_WRITTEN EXERCISE_
Locate and copy each line in the data that contains the word "pokrywy".

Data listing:
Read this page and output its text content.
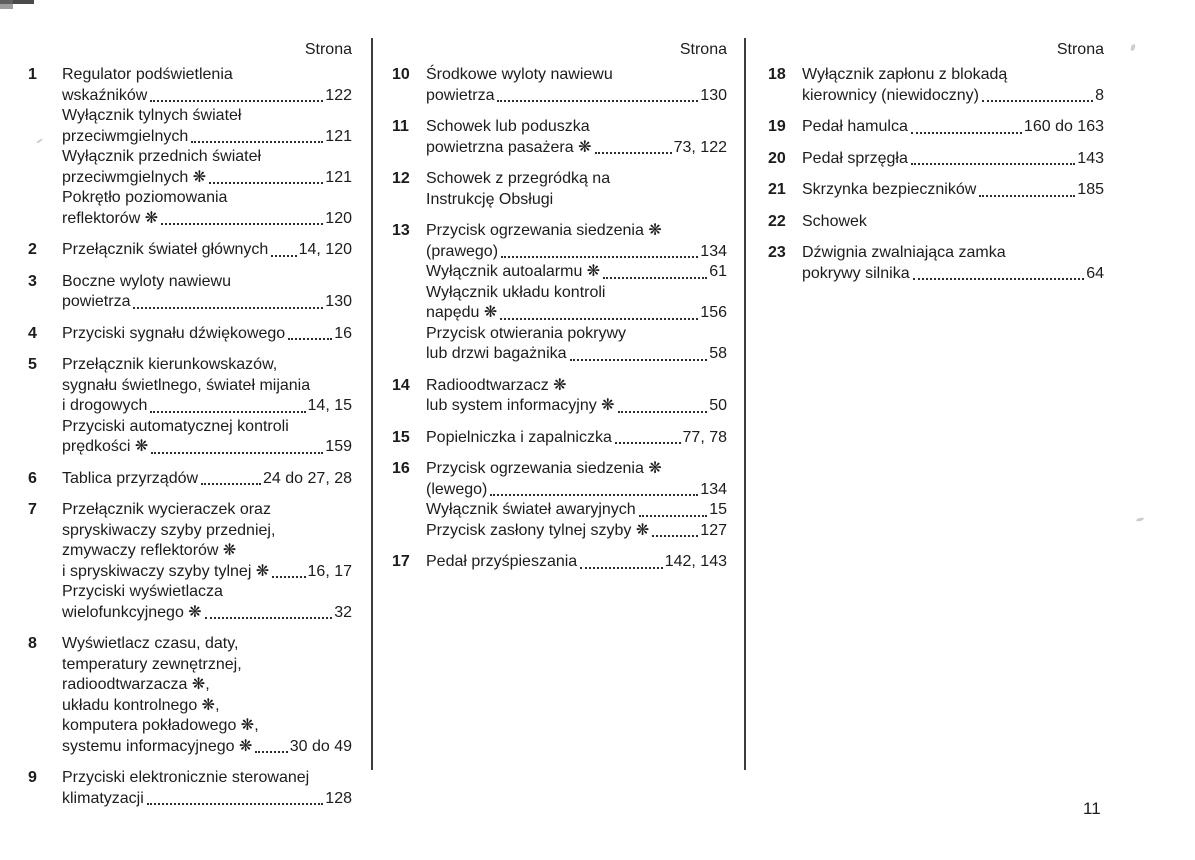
Strona
1	Regulator podświetlenia
wskaźników	122
Wyłącznik tylnych świateł
przeciwmgielnych	121
Wyłącznik przednich świateł
przeciwmgielnych ❋	121
Pokrętło poziomowania
reflektorów ❋	120
2	Przełącznik świateł głównych 14, 120
3	Boczne wyloty nawiewu
powietrza	130
4	Przyciski sygnału dźwiękowego	16
5	Przełącznik kierunkowskazów,
sygnału świetlnego, świateł mijania
i drogowych	14, 15
Przyciski automatycznej kontroli
prędkości ❋	159
6	Tablica przyrządów	24 do 27, 28
7	Przełącznik wycieraczek oraz
spryskiwaczy szyby przedniej,
zmywaczy reflektorów ❋
i spryskiwaczy szyby tylnej ❋ 16, 17
Przyciski wyświetlacza
wielofunkcyjnego ❋	32
8	Wyświetlacz czasu, daty,
temperatury zewnętrznej,
radioodtwarzacza ❋,
układu kontrolnego ❋,
komputera pokładowego ❋,
systemu informacyjnego ❋ 30 do 49
9	Przyciski elektronicznie sterowanej
klimatyzacji	128
Strona
10	Środkowe wyloty nawiewu
powietrza	130
11	Schowek lub poduszka
powietrzna pasażera ❋	73, 122
12	Schowek z przegródką na
Instrukcję Obsługi
13	Przycisk ogrzewania siedzenia ❋
(prawego)	134
Wyłącznik autoalarmu ❋	61
Wyłącznik układu kontroli
napędu ❋	156
Przycisk otwierania pokrywy
lub drzwi bagażnika	58
14	Radioodtwarzacz ❋
lub system informacyjny ❋	50
15	Popielniczka i zapalniczka	77, 78
16	Przycisk ogrzewania siedzenia ❋
(lewego)	134
Wyłącznik świateł awaryjnych	15
Przycisk zasłony tylnej szyby ❋	127
17	Pedał przyśpieszania	142, 143
Strona
18	Wyłącznik zapłonu z blokadą
kierownicy (niewidoczny)	8
19	Pedał hamulca	160 do 163
20	Pedał sprzęgła	143
21	Skrzynka bezpieczników	185
22	Schowek
23	Dźwignia zwalniająca zamka
pokrywy silnika	64
11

_THE ANSWER_
Przycisk otwierania pokrywy
pokrywy silnika	64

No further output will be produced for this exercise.